Entries shown:

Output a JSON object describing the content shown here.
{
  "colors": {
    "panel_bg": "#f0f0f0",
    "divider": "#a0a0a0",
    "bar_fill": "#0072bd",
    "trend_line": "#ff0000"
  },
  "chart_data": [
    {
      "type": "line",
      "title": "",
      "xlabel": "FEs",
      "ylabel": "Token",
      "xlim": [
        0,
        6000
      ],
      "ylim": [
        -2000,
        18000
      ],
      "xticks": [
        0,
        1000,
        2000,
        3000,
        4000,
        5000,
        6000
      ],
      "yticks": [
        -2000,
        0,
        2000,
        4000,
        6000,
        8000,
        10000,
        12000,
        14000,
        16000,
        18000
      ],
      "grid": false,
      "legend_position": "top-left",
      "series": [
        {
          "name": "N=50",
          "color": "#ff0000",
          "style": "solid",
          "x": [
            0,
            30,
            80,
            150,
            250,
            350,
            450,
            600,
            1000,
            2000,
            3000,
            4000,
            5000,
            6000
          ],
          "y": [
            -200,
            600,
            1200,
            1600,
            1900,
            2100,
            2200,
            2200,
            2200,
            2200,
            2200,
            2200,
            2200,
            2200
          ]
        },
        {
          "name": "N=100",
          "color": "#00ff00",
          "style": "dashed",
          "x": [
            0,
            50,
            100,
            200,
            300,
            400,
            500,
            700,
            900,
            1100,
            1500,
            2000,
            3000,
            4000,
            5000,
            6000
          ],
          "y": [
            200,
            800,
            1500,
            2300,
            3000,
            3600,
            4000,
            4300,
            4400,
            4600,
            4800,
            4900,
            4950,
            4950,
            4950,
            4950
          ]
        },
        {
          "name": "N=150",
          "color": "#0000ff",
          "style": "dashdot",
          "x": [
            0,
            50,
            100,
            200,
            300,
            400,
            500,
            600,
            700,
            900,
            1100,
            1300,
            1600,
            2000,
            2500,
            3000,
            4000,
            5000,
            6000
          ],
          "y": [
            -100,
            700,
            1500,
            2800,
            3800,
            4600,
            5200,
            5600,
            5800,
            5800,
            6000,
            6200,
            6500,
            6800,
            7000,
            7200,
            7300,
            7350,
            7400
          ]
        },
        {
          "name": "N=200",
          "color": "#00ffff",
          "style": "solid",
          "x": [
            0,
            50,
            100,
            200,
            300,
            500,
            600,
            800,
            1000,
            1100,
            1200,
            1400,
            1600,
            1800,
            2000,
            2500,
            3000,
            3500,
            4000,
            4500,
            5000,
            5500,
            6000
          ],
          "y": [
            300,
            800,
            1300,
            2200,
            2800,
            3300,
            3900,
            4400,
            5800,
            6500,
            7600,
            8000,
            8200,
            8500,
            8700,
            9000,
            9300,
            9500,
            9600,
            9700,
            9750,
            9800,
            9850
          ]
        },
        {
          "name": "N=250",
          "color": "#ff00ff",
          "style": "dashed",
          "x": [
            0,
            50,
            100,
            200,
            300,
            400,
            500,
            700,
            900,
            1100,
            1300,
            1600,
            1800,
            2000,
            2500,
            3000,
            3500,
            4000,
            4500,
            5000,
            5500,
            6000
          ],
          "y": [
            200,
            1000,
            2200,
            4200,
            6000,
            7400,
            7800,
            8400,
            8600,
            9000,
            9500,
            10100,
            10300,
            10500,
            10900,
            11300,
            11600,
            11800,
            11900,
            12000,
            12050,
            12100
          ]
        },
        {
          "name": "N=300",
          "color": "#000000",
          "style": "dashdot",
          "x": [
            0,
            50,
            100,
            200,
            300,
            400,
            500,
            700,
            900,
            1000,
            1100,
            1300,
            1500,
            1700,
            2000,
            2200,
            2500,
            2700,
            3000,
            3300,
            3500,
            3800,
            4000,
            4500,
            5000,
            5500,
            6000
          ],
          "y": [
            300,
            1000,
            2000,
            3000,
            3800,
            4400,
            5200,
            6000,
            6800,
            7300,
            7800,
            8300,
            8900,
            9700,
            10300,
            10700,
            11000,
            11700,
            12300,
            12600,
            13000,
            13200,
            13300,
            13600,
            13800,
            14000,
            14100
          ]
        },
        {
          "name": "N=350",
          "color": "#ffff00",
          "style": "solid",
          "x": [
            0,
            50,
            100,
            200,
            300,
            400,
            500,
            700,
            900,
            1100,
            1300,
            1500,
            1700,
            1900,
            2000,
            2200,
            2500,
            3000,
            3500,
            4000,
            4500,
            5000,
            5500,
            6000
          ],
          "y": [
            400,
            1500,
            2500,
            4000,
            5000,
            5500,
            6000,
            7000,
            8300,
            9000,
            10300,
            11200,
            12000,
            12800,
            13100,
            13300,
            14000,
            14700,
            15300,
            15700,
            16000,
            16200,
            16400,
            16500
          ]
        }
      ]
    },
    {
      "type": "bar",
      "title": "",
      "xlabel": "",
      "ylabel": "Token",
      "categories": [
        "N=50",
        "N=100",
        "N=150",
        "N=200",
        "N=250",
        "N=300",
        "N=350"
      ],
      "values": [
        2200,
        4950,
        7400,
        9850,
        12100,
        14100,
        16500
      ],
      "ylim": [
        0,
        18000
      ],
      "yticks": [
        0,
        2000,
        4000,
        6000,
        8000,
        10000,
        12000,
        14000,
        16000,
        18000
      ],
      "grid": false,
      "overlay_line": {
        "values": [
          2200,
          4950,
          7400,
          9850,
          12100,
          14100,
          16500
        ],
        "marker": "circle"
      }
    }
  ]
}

Directions for this task: Type the material above out again, exactly.

Complete response:
Output a JSON object describing the content shown here.
{
  "colors": {
    "panel_bg": "#f0f0f0",
    "divider": "#a0a0a0",
    "bar_fill": "#0072bd",
    "trend_line": "#ff0000"
  },
  "chart_data": [
    {
      "type": "line",
      "title": "",
      "xlabel": "FEs",
      "ylabel": "Token",
      "xlim": [
        0,
        6000
      ],
      "ylim": [
        -2000,
        18000
      ],
      "xticks": [
        0,
        1000,
        2000,
        3000,
        4000,
        5000,
        6000
      ],
      "yticks": [
        -2000,
        0,
        2000,
        4000,
        6000,
        8000,
        10000,
        12000,
        14000,
        16000,
        18000
      ],
      "grid": false,
      "legend_position": "top-left",
      "series": [
        {
          "name": "N=50",
          "color": "#ff0000",
          "style": "solid",
          "x": [
            0,
            30,
            80,
            150,
            250,
            350,
            450,
            600,
            1000,
            2000,
            3000,
            4000,
            5000,
            6000
          ],
          "y": [
            -200,
            600,
            1200,
            1600,
            1900,
            2100,
            2200,
            2200,
            2200,
            2200,
            2200,
            2200,
            2200,
            2200
          ]
        },
        {
          "name": "N=100",
          "color": "#00ff00",
          "style": "dashed",
          "x": [
            0,
            50,
            100,
            200,
            300,
            400,
            500,
            700,
            900,
            1100,
            1500,
            2000,
            3000,
            4000,
            5000,
            6000
          ],
          "y": [
            200,
            800,
            1500,
            2300,
            3000,
            3600,
            4000,
            4300,
            4400,
            4600,
            4800,
            4900,
            4950,
            4950,
            4950,
            4950
          ]
        },
        {
          "name": "N=150",
          "color": "#0000ff",
          "style": "dashdot",
          "x": [
            0,
            50,
            100,
            200,
            300,
            400,
            500,
            600,
            700,
            900,
            1100,
            1300,
            1600,
            2000,
            2500,
            3000,
            4000,
            5000,
            6000
          ],
          "y": [
            -100,
            700,
            1500,
            2800,
            3800,
            4600,
            5200,
            5600,
            5800,
            5800,
            6000,
            6200,
            6500,
            6800,
            7000,
            7200,
            7300,
            7350,
            7400
          ]
        },
        {
          "name": "N=200",
          "color": "#00ffff",
          "style": "solid",
          "x": [
            0,
            50,
            100,
            200,
            300,
            500,
            600,
            800,
            1000,
            1100,
            1200,
            1400,
            1600,
            1800,
            2000,
            2500,
            3000,
            3500,
            4000,
            4500,
            5000,
            5500,
            6000
          ],
          "y": [
            300,
            800,
            1300,
            2200,
            2800,
            3300,
            3900,
            4400,
            5800,
            6500,
            7600,
            8000,
            8200,
            8500,
            8700,
            9000,
            9300,
            9500,
            9600,
            9700,
            9750,
            9800,
            9850
          ]
        },
        {
          "name": "N=250",
          "color": "#ff00ff",
          "style": "dashed",
          "x": [
            0,
            50,
            100,
            200,
            300,
            400,
            500,
            700,
            900,
            1100,
            1300,
            1600,
            1800,
            2000,
            2500,
            3000,
            3500,
            4000,
            4500,
            5000,
            5500,
            6000
          ],
          "y": [
            200,
            1000,
            2200,
            4200,
            6000,
            7400,
            7800,
            8400,
            8600,
            9000,
            9500,
            10100,
            10300,
            10500,
            10900,
            11300,
            11600,
            11800,
            11900,
            12000,
            12050,
            12100
          ]
        },
        {
          "name": "N=300",
          "color": "#000000",
          "style": "dashdot",
          "x": [
            0,
            50,
            100,
            200,
            300,
            400,
            500,
            700,
            900,
            1000,
            1100,
            1300,
            1500,
            1700,
            2000,
            2200,
            2500,
            2700,
            3000,
            3300,
            3500,
            3800,
            4000,
            4500,
            5000,
            5500,
            6000
          ],
          "y": [
            300,
            1000,
            2000,
            3000,
            3800,
            4400,
            5200,
            6000,
            6800,
            7300,
            7800,
            8300,
            8900,
            9700,
            10300,
            10700,
            11000,
            11700,
            12300,
            12600,
            13000,
            13200,
            13300,
            13600,
            13800,
            14000,
            14100
          ]
        },
        {
          "name": "N=350",
          "color": "#ffff00",
          "style": "solid",
          "x": [
            0,
            50,
            100,
            200,
            300,
            400,
            500,
            700,
            900,
            1100,
            1300,
            1500,
            1700,
            1900,
            2000,
            2200,
            2500,
            3000,
            3500,
            4000,
            4500,
            5000,
            5500,
            6000
          ],
          "y": [
            400,
            1500,
            2500,
            4000,
            5000,
            5500,
            6000,
            7000,
            8300,
            9000,
            10300,
            11200,
            12000,
            12800,
            13100,
            13300,
            14000,
            14700,
            15300,
            15700,
            16000,
            16200,
            16400,
            16500
          ]
        }
      ]
    },
    {
      "type": "bar",
      "title": "",
      "xlabel": "",
      "ylabel": "Token",
      "categories": [
        "N=50",
        "N=100",
        "N=150",
        "N=200",
        "N=250",
        "N=300",
        "N=350"
      ],
      "values": [
        2200,
        4950,
        7400,
        9850,
        12100,
        14100,
        16500
      ],
      "ylim": [
        0,
        18000
      ],
      "yticks": [
        0,
        2000,
        4000,
        6000,
        8000,
        10000,
        12000,
        14000,
        16000,
        18000
      ],
      "grid": false,
      "overlay_line": {
        "values": [
          2200,
          4950,
          7400,
          9850,
          12100,
          14100,
          16500
        ],
        "marker": "circle"
      }
    }
  ]
}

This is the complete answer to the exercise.